▶ _EXERCISE DETAILS_:
Return the listing below word for word.

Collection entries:
★ ★ ★ ★
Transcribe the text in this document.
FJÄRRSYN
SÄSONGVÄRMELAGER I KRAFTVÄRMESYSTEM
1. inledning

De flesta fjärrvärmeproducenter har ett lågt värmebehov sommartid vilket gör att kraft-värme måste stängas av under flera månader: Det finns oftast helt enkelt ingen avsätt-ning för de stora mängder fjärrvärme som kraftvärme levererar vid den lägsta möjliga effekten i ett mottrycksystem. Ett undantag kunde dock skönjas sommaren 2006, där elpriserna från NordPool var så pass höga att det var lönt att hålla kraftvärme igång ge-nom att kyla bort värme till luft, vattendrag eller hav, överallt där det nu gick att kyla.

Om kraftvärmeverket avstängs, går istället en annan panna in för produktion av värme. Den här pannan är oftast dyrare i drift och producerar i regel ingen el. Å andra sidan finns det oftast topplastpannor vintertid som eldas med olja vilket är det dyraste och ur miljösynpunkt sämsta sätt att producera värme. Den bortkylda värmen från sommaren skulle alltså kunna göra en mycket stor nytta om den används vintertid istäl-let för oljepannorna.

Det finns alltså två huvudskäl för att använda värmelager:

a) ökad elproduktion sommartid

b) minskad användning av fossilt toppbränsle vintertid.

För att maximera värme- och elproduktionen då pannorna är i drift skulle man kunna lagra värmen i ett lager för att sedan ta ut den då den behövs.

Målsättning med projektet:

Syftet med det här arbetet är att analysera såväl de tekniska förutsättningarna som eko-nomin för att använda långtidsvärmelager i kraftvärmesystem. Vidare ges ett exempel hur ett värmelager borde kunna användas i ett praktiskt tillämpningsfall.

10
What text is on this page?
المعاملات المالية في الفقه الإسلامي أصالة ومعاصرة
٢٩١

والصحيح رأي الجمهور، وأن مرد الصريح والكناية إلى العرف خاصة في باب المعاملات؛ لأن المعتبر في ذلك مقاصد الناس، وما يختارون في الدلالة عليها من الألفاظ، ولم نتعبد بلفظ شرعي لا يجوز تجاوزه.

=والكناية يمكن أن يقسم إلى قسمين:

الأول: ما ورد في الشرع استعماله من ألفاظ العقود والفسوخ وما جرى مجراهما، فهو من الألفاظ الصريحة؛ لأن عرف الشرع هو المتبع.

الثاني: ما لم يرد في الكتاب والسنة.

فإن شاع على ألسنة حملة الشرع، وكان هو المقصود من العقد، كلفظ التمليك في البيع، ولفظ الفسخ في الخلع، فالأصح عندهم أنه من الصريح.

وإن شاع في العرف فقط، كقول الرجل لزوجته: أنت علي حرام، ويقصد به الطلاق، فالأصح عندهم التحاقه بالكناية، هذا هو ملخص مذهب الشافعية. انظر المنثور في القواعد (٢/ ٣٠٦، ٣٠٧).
★ ★ ★ ★
▶ _RESULT FOR THIS TASK_:
Transcribe the text in this document.
FJÄRRSYN
SÄSONGVÄRMELAGER I KRAFTVÄRMESYSTEM
1. inledning

De flesta fjärrvärmeproducenter har ett lågt värmebehov sommartid vilket gör att kraft-värme måste stängas av under flera månader: Det finns oftast helt enkelt ingen avsätt-ning för de stora mängder fjärrvärme som kraftvärme levererar vid den lägsta möjliga effekten i ett mottrycksystem. Ett undantag kunde dock skönjas sommaren 2006, där elpriserna från NordPool var så pass höga att det var lönt att hålla kraftvärme igång ge-nom att kyla bort värme till luft, vattendrag eller hav, överallt där det nu gick att kyla.

Om kraftvärmeverket avstängs, går istället en annan panna in för produktion av värme. Den här pannan är oftast dyrare i drift och producerar i regel ingen el. Å andra sidan finns det oftast topplastpannor vintertid som eldas med olja vilket är det dyraste och ur miljösynpunkt sämsta sätt att producera värme. Den bortkylda värmen från sommaren skulle alltså kunna göra en mycket stor nytta om den används vintertid istäl-let för oljepannorna.

Det finns alltså två huvudskäl för att använda värmelager:

a) ökad elproduktion sommartid

b) minskad användning av fossilt toppbränsle vintertid.

För att maximera värme- och elproduktionen då pannorna är i drift skulle man kunna lagra värmen i ett lager för att sedan ta ut den då den behövs.

Målsättning med projektet:

Syftet med det här arbetet är att analysera såväl de tekniska förutsättningarna som eko-nomin för att använda långtidsvärmelager i kraftvärmesystem. Vidare ges ett exempel hur ett värmelager borde kunna användas i ett praktiskt tillämpningsfall.

10
What text is on this page?
المعاملات المالية في الفقه الإسلامي أصالة ومعاصرة
٢٩١

والصحيح رأي الجمهور، وأن مرد الصريح والكناية إلى العرف خاصة في باب المعاملات؛ لأن المعتبر في ذلك مقاصد الناس، وما يختارون في الدلالة عليها من الألفاظ، ولم نتعبد بلفظ شرعي لا يجوز تجاوزه.

=والكناية يمكن أن يقسم إلى قسمين:

الأول: ما ورد في الشرع استعماله من ألفاظ العقود والفسوخ وما جرى مجراهما، فهو من الألفاظ الصريحة؛ لأن عرف الشرع هو المتبع.

الثاني: ما لم يرد في الكتاب والسنة.

فإن شاع على ألسنة حملة الشرع، وكان هو المقصود من العقد، كلفظ التمليك في البيع، ولفظ الفسخ في الخلع، فالأصح عندهم أنه من الصريح.

وإن شاع في العرف فقط، كقول الرجل لزوجته: أنت علي حرام، ويقصد به الطلاق، فالأصح عندهم التحاقه بالكناية، هذا هو ملخص مذهب الشافعية. انظر المنثور في القواعد (٢/ ٣٠٦، ٣٠٧).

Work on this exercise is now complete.